• _Work to do_
Carry none of the pictures over; set down the material below exactly.

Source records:
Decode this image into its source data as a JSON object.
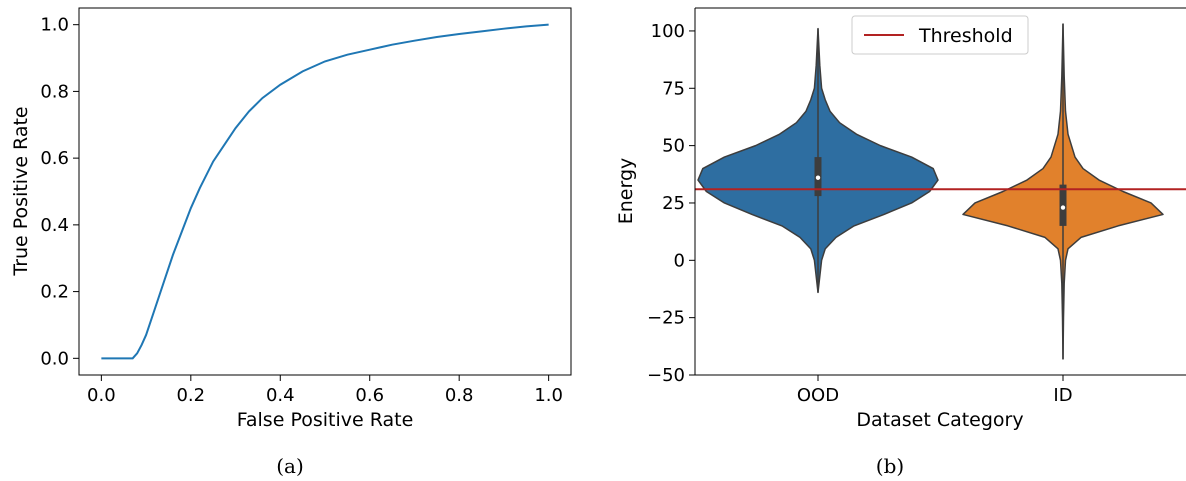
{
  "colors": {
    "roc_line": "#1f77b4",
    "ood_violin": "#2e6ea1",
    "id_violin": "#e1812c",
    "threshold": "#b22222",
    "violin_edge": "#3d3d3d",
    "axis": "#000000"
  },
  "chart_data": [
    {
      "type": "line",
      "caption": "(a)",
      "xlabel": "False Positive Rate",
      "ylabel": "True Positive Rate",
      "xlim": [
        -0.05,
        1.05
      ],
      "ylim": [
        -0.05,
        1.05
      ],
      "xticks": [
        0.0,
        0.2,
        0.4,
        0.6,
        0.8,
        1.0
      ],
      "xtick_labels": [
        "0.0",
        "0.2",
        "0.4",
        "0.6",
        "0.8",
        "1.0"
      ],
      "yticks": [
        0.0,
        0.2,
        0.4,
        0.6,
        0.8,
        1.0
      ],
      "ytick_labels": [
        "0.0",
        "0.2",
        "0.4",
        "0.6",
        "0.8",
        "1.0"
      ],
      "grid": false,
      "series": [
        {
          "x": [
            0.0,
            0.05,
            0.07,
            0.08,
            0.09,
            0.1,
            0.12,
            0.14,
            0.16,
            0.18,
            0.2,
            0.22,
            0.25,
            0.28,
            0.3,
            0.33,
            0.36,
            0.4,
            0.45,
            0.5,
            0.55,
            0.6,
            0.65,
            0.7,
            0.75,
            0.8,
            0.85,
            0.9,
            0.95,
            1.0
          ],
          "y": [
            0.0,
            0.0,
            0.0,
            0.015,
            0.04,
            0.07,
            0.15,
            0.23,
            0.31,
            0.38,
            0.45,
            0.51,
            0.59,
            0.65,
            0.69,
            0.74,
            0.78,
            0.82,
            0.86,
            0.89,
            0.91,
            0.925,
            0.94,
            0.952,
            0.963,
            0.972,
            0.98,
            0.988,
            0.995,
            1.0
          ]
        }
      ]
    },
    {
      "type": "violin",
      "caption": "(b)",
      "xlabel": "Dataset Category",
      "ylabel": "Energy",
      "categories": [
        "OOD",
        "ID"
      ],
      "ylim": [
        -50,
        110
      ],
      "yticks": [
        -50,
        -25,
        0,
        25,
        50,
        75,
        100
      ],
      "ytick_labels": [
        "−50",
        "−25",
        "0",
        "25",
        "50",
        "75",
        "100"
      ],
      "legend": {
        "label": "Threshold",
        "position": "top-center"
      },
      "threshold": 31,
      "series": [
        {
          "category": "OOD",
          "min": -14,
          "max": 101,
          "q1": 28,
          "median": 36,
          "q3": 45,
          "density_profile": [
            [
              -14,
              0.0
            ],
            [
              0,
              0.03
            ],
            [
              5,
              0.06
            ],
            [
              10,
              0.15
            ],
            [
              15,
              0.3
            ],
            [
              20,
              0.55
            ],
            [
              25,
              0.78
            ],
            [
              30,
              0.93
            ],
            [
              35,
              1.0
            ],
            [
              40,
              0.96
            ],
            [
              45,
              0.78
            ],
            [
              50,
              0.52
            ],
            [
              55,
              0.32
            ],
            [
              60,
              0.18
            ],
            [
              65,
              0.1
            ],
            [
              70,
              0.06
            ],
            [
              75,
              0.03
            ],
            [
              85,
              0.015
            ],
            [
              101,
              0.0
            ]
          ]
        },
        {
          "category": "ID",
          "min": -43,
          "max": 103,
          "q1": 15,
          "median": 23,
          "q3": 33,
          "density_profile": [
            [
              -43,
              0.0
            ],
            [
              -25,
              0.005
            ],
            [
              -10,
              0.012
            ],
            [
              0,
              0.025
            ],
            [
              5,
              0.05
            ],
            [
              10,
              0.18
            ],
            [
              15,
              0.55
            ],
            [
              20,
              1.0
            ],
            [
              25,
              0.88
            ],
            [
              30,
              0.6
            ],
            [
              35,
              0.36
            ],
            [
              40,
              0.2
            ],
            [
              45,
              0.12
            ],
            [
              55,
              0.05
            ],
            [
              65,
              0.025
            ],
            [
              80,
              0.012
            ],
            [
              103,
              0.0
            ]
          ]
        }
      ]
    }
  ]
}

• _Task solution_
Decode this image into its source data as a JSON object.
{
  "colors": {
    "roc_line": "#1f77b4",
    "ood_violin": "#2e6ea1",
    "id_violin": "#e1812c",
    "threshold": "#b22222",
    "violin_edge": "#3d3d3d",
    "axis": "#000000"
  },
  "chart_data": [
    {
      "type": "line",
      "caption": "(a)",
      "xlabel": "False Positive Rate",
      "ylabel": "True Positive Rate",
      "xlim": [
        -0.05,
        1.05
      ],
      "ylim": [
        -0.05,
        1.05
      ],
      "xticks": [
        0.0,
        0.2,
        0.4,
        0.6,
        0.8,
        1.0
      ],
      "xtick_labels": [
        "0.0",
        "0.2",
        "0.4",
        "0.6",
        "0.8",
        "1.0"
      ],
      "yticks": [
        0.0,
        0.2,
        0.4,
        0.6,
        0.8,
        1.0
      ],
      "ytick_labels": [
        "0.0",
        "0.2",
        "0.4",
        "0.6",
        "0.8",
        "1.0"
      ],
      "grid": false,
      "series": [
        {
          "x": [
            0.0,
            0.05,
            0.07,
            0.08,
            0.09,
            0.1,
            0.12,
            0.14,
            0.16,
            0.18,
            0.2,
            0.22,
            0.25,
            0.28,
            0.3,
            0.33,
            0.36,
            0.4,
            0.45,
            0.5,
            0.55,
            0.6,
            0.65,
            0.7,
            0.75,
            0.8,
            0.85,
            0.9,
            0.95,
            1.0
          ],
          "y": [
            0.0,
            0.0,
            0.0,
            0.015,
            0.04,
            0.07,
            0.15,
            0.23,
            0.31,
            0.38,
            0.45,
            0.51,
            0.59,
            0.65,
            0.69,
            0.74,
            0.78,
            0.82,
            0.86,
            0.89,
            0.91,
            0.925,
            0.94,
            0.952,
            0.963,
            0.972,
            0.98,
            0.988,
            0.995,
            1.0
          ]
        }
      ]
    },
    {
      "type": "violin",
      "caption": "(b)",
      "xlabel": "Dataset Category",
      "ylabel": "Energy",
      "categories": [
        "OOD",
        "ID"
      ],
      "ylim": [
        -50,
        110
      ],
      "yticks": [
        -50,
        -25,
        0,
        25,
        50,
        75,
        100
      ],
      "ytick_labels": [
        "−50",
        "−25",
        "0",
        "25",
        "50",
        "75",
        "100"
      ],
      "legend": {
        "label": "Threshold",
        "position": "top-center"
      },
      "threshold": 31,
      "series": [
        {
          "category": "OOD",
          "min": -14,
          "max": 101,
          "q1": 28,
          "median": 36,
          "q3": 45,
          "density_profile": [
            [
              -14,
              0.0
            ],
            [
              0,
              0.03
            ],
            [
              5,
              0.06
            ],
            [
              10,
              0.15
            ],
            [
              15,
              0.3
            ],
            [
              20,
              0.55
            ],
            [
              25,
              0.78
            ],
            [
              30,
              0.93
            ],
            [
              35,
              1.0
            ],
            [
              40,
              0.96
            ],
            [
              45,
              0.78
            ],
            [
              50,
              0.52
            ],
            [
              55,
              0.32
            ],
            [
              60,
              0.18
            ],
            [
              65,
              0.1
            ],
            [
              70,
              0.06
            ],
            [
              75,
              0.03
            ],
            [
              85,
              0.015
            ],
            [
              101,
              0.0
            ]
          ]
        },
        {
          "category": "ID",
          "min": -43,
          "max": 103,
          "q1": 15,
          "median": 23,
          "q3": 33,
          "density_profile": [
            [
              -43,
              0.0
            ],
            [
              -25,
              0.005
            ],
            [
              -10,
              0.012
            ],
            [
              0,
              0.025
            ],
            [
              5,
              0.05
            ],
            [
              10,
              0.18
            ],
            [
              15,
              0.55
            ],
            [
              20,
              1.0
            ],
            [
              25,
              0.88
            ],
            [
              30,
              0.6
            ],
            [
              35,
              0.36
            ],
            [
              40,
              0.2
            ],
            [
              45,
              0.12
            ],
            [
              55,
              0.05
            ],
            [
              65,
              0.025
            ],
            [
              80,
              0.012
            ],
            [
              103,
              0.0
            ]
          ]
        }
      ]
    }
  ]
}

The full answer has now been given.